- [SUPPLIED RECORDS]
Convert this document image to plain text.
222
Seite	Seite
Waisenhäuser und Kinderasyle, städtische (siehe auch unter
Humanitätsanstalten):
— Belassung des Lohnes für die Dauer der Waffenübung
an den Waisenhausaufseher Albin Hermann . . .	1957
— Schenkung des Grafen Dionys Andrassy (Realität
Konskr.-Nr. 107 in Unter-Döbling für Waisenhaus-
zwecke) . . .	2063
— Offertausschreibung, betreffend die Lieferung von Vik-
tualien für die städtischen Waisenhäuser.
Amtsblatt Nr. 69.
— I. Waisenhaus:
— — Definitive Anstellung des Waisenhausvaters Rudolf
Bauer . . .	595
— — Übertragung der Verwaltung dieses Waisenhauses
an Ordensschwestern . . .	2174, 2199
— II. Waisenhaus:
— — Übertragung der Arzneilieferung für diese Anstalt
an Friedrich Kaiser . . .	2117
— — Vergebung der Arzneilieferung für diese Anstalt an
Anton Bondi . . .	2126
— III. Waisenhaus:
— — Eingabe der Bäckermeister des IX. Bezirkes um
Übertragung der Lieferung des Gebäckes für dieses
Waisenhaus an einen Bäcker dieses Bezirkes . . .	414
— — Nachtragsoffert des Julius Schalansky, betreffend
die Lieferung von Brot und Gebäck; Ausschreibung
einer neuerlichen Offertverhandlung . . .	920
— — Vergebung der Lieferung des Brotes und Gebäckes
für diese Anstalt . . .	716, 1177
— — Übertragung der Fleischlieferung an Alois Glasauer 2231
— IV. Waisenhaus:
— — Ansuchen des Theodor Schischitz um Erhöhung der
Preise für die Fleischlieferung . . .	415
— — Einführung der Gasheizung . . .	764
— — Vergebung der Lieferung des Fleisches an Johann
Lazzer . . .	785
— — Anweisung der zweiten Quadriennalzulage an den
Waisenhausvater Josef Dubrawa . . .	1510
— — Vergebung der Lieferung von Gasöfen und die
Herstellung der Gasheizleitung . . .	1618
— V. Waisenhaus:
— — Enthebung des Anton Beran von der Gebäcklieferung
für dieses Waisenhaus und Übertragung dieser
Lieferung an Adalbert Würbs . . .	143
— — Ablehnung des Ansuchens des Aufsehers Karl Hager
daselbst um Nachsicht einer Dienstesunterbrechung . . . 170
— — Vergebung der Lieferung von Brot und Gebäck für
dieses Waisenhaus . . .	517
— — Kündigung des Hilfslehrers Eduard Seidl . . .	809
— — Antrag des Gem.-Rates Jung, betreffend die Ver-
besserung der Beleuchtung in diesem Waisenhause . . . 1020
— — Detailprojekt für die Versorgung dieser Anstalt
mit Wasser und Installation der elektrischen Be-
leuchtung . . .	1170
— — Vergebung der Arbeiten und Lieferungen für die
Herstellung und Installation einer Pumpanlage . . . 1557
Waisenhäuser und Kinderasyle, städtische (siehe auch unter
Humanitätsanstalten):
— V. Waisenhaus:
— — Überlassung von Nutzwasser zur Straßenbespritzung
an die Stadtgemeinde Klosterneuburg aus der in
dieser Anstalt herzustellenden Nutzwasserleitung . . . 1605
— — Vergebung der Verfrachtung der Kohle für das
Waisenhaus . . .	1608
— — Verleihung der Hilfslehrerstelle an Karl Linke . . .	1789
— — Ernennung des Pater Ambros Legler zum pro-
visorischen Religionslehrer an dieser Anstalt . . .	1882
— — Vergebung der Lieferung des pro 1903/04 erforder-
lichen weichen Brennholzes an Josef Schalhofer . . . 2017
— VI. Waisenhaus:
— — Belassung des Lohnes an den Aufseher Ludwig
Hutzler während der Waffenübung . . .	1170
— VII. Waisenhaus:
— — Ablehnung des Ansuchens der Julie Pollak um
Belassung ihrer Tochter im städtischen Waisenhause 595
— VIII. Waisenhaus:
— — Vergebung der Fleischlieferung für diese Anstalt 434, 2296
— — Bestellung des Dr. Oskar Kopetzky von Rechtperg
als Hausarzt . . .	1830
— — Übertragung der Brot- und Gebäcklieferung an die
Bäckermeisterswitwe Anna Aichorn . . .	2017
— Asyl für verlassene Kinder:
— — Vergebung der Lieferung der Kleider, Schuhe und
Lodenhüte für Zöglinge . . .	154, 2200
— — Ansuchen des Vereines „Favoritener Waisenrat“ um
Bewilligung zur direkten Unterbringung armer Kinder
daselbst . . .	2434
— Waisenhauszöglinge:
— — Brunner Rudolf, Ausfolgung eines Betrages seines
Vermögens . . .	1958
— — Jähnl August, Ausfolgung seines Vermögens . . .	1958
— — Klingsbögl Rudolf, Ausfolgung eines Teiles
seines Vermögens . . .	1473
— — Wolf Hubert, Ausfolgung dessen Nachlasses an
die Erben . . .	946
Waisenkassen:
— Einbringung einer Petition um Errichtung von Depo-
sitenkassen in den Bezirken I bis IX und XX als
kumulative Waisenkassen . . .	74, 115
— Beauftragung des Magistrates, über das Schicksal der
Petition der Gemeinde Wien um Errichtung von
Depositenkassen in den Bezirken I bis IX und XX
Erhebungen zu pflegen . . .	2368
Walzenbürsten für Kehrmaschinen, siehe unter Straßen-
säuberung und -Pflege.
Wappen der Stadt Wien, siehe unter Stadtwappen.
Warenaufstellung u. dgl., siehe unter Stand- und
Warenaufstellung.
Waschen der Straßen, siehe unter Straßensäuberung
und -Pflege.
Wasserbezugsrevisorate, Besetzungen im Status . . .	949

- [BRIEF]
Set down all of the data above, word for word.

- [ANSWER TO THIS PROBLEM]
Convert this document image to plain text.
222
Seite	Seite
Waisenhäuser und Kinderasyle, städtische (siehe auch unter
Humanitätsanstalten):
— Belassung des Lohnes für die Dauer der Waffenübung
an den Waisenhausaufseher Albin Hermann . . .	1957
— Schenkung des Grafen Dionys Andrassy (Realität
Konskr.-Nr. 107 in Unter-Döbling für Waisenhaus-
zwecke) . . .	2063
— Offertausschreibung, betreffend die Lieferung von Vik-
tualien für die städtischen Waisenhäuser.
Amtsblatt Nr. 69.
— I. Waisenhaus:
— — Definitive Anstellung des Waisenhausvaters Rudolf
Bauer . . .	595
— — Übertragung der Verwaltung dieses Waisenhauses
an Ordensschwestern . . .	2174, 2199
— II. Waisenhaus:
— — Übertragung der Arzneilieferung für diese Anstalt
an Friedrich Kaiser . . .	2117
— — Vergebung der Arzneilieferung für diese Anstalt an
Anton Bondi . . .	2126
— III. Waisenhaus:
— — Eingabe der Bäckermeister des IX. Bezirkes um
Übertragung der Lieferung des Gebäckes für dieses
Waisenhaus an einen Bäcker dieses Bezirkes . . .	414
— — Nachtragsoffert des Julius Schalansky, betreffend
die Lieferung von Brot und Gebäck; Ausschreibung
einer neuerlichen Offertverhandlung . . .	920
— — Vergebung der Lieferung des Brotes und Gebäckes
für diese Anstalt . . .	716, 1177
— — Übertragung der Fleischlieferung an Alois Glasauer 2231
— IV. Waisenhaus:
— — Ansuchen des Theodor Schischitz um Erhöhung der
Preise für die Fleischlieferung . . .	415
— — Einführung der Gasheizung . . .	764
— — Vergebung der Lieferung des Fleisches an Johann
Lazzer . . .	785
— — Anweisung der zweiten Quadriennalzulage an den
Waisenhausvater Josef Dubrawa . . .	1510
— — Vergebung der Lieferung von Gasöfen und die
Herstellung der Gasheizleitung . . .	1618
— V. Waisenhaus:
— — Enthebung des Anton Beran von der Gebäcklieferung
für dieses Waisenhaus und Übertragung dieser
Lieferung an Adalbert Würbs . . .	143
— — Ablehnung des Ansuchens des Aufsehers Karl Hager
daselbst um Nachsicht einer Dienstesunterbrechung . . . 170
— — Vergebung der Lieferung von Brot und Gebäck für
dieses Waisenhaus . . .	517
— — Kündigung des Hilfslehrers Eduard Seidl . . .	809
— — Antrag des Gem.-Rates Jung, betreffend die Ver-
besserung der Beleuchtung in diesem Waisenhause . . . 1020
— — Detailprojekt für die Versorgung dieser Anstalt
mit Wasser und Installation der elektrischen Be-
leuchtung . . .	1170
— — Vergebung der Arbeiten und Lieferungen für die
Herstellung und Installation einer Pumpanlage . . . 1557
Waisenhäuser und Kinderasyle, städtische (siehe auch unter
Humanitätsanstalten):
— V. Waisenhaus:
— — Überlassung von Nutzwasser zur Straßenbespritzung
an die Stadtgemeinde Klosterneuburg aus der in
dieser Anstalt herzustellenden Nutzwasserleitung . . . 1605
— — Vergebung der Verfrachtung der Kohle für das
Waisenhaus . . .	1608
— — Verleihung der Hilfslehrerstelle an Karl Linke . . .	1789
— — Ernennung des Pater Ambros Legler zum pro-
visorischen Religionslehrer an dieser Anstalt . . .	1882
— — Vergebung der Lieferung des pro 1903/04 erforder-
lichen weichen Brennholzes an Josef Schalhofer . . . 2017
— VI. Waisenhaus:
— — Belassung des Lohnes an den Aufseher Ludwig
Hutzler während der Waffenübung . . .	1170
— VII. Waisenhaus:
— — Ablehnung des Ansuchens der Julie Pollak um
Belassung ihrer Tochter im städtischen Waisenhause 595
— VIII. Waisenhaus:
— — Vergebung der Fleischlieferung für diese Anstalt 434, 2296
— — Bestellung des Dr. Oskar Kopetzky von Rechtperg
als Hausarzt . . .	1830
— — Übertragung der Brot- und Gebäcklieferung an die
Bäckermeisterswitwe Anna Aichorn . . .	2017
— Asyl für verlassene Kinder:
— — Vergebung der Lieferung der Kleider, Schuhe und
Lodenhüte für Zöglinge . . .	154, 2200
— — Ansuchen des Vereines „Favoritener Waisenrat“ um
Bewilligung zur direkten Unterbringung armer Kinder
daselbst . . .	2434
— Waisenhauszöglinge:
— — Brunner Rudolf, Ausfolgung eines Betrages seines
Vermögens . . .	1958
— — Jähnl August, Ausfolgung seines Vermögens . . .	1958
— — Klingsbögl Rudolf, Ausfolgung eines Teiles
seines Vermögens . . .	1473
— — Wolf Hubert, Ausfolgung dessen Nachlasses an
die Erben . . .	946
Waisenkassen:
— Einbringung einer Petition um Errichtung von Depo-
sitenkassen in den Bezirken I bis IX und XX als
kumulative Waisenkassen . . .	74, 115
— Beauftragung des Magistrates, über das Schicksal der
Petition der Gemeinde Wien um Errichtung von
Depositenkassen in den Bezirken I bis IX und XX
Erhebungen zu pflegen . . .	2368
Walzenbürsten für Kehrmaschinen, siehe unter Straßen-
säuberung und -Pflege.
Wappen der Stadt Wien, siehe unter Stadtwappen.
Warenaufstellung u. dgl., siehe unter Stand- und
Warenaufstellung.
Waschen der Straßen, siehe unter Straßensäuberung
und -Pflege.
Wasserbezugsrevisorate, Besetzungen im Status . . .	949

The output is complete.